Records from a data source

━━━━━━

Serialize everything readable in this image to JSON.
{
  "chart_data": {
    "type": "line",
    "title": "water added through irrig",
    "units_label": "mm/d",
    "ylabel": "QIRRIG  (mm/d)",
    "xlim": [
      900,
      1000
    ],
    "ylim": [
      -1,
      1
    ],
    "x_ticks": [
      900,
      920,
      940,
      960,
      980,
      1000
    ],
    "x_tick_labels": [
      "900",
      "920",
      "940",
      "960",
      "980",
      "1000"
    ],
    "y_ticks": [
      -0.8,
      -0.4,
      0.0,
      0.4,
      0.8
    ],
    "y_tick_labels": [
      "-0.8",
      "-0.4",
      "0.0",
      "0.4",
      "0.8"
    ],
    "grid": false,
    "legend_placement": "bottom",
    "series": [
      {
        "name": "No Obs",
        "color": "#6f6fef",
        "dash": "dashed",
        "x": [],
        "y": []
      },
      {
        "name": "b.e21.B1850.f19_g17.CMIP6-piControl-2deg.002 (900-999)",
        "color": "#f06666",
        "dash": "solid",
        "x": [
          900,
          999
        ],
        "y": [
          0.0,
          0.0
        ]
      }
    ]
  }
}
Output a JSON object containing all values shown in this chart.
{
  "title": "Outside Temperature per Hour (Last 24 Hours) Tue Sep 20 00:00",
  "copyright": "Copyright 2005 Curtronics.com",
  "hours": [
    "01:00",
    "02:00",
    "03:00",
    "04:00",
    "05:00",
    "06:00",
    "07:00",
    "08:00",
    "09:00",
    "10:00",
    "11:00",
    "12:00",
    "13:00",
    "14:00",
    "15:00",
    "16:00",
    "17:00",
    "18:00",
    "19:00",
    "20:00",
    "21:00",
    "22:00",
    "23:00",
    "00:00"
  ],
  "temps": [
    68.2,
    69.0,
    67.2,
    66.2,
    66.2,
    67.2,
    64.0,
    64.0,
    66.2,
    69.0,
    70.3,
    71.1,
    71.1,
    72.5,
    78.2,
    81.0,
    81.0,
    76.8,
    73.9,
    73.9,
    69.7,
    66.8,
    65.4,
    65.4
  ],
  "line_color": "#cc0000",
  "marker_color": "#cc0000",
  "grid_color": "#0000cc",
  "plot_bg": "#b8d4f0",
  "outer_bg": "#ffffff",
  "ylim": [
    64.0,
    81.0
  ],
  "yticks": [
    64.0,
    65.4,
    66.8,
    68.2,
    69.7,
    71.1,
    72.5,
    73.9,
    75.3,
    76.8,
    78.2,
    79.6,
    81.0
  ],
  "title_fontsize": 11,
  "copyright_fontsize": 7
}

━━━━━━

* [GIVEN REQUEST] Extract the data in full. Keep it word for word.

* [ANSWER BELOW]
Serialize everything readable in this image to JSON.
{
  "chart_data": {
    "type": "line",
    "title": "water added through irrig",
    "units_label": "mm/d",
    "ylabel": "QIRRIG  (mm/d)",
    "xlim": [
      900,
      1000
    ],
    "ylim": [
      -1,
      1
    ],
    "x_ticks": [
      900,
      920,
      940,
      960,
      980,
      1000
    ],
    "x_tick_labels": [
      "900",
      "920",
      "940",
      "960",
      "980",
      "1000"
    ],
    "y_ticks": [
      -0.8,
      -0.4,
      0.0,
      0.4,
      0.8
    ],
    "y_tick_labels": [
      "-0.8",
      "-0.4",
      "0.0",
      "0.4",
      "0.8"
    ],
    "grid": false,
    "legend_placement": "bottom",
    "series": [
      {
        "name": "No Obs",
        "color": "#6f6fef",
        "dash": "dashed",
        "x": [],
        "y": []
      },
      {
        "name": "b.e21.B1850.f19_g17.CMIP6-piControl-2deg.002 (900-999)",
        "color": "#f06666",
        "dash": "solid",
        "x": [
          900,
          999
        ],
        "y": [
          0.0,
          0.0
        ]
      }
    ]
  }
}
Output a JSON object containing all values shown in this chart.
{
  "title": "Outside Temperature per Hour (Last 24 Hours) Tue Sep 20 00:00",
  "copyright": "Copyright 2005 Curtronics.com",
  "hours": [
    "01:00",
    "02:00",
    "03:00",
    "04:00",
    "05:00",
    "06:00",
    "07:00",
    "08:00",
    "09:00",
    "10:00",
    "11:00",
    "12:00",
    "13:00",
    "14:00",
    "15:00",
    "16:00",
    "17:00",
    "18:00",
    "19:00",
    "20:00",
    "21:00",
    "22:00",
    "23:00",
    "00:00"
  ],
  "temps": [
    68.2,
    69.0,
    67.2,
    66.2,
    66.2,
    67.2,
    64.0,
    64.0,
    66.2,
    69.0,
    70.3,
    71.1,
    71.1,
    72.5,
    78.2,
    81.0,
    81.0,
    76.8,
    73.9,
    73.9,
    69.7,
    66.8,
    65.4,
    65.4
  ],
  "line_color": "#cc0000",
  "marker_color": "#cc0000",
  "grid_color": "#0000cc",
  "plot_bg": "#b8d4f0",
  "outer_bg": "#ffffff",
  "ylim": [
    64.0,
    81.0
  ],
  "yticks": [
    64.0,
    65.4,
    66.8,
    68.2,
    69.7,
    71.1,
    72.5,
    73.9,
    75.3,
    76.8,
    78.2,
    79.6,
    81.0
  ],
  "title_fontsize": 11,
  "copyright_fontsize": 7
}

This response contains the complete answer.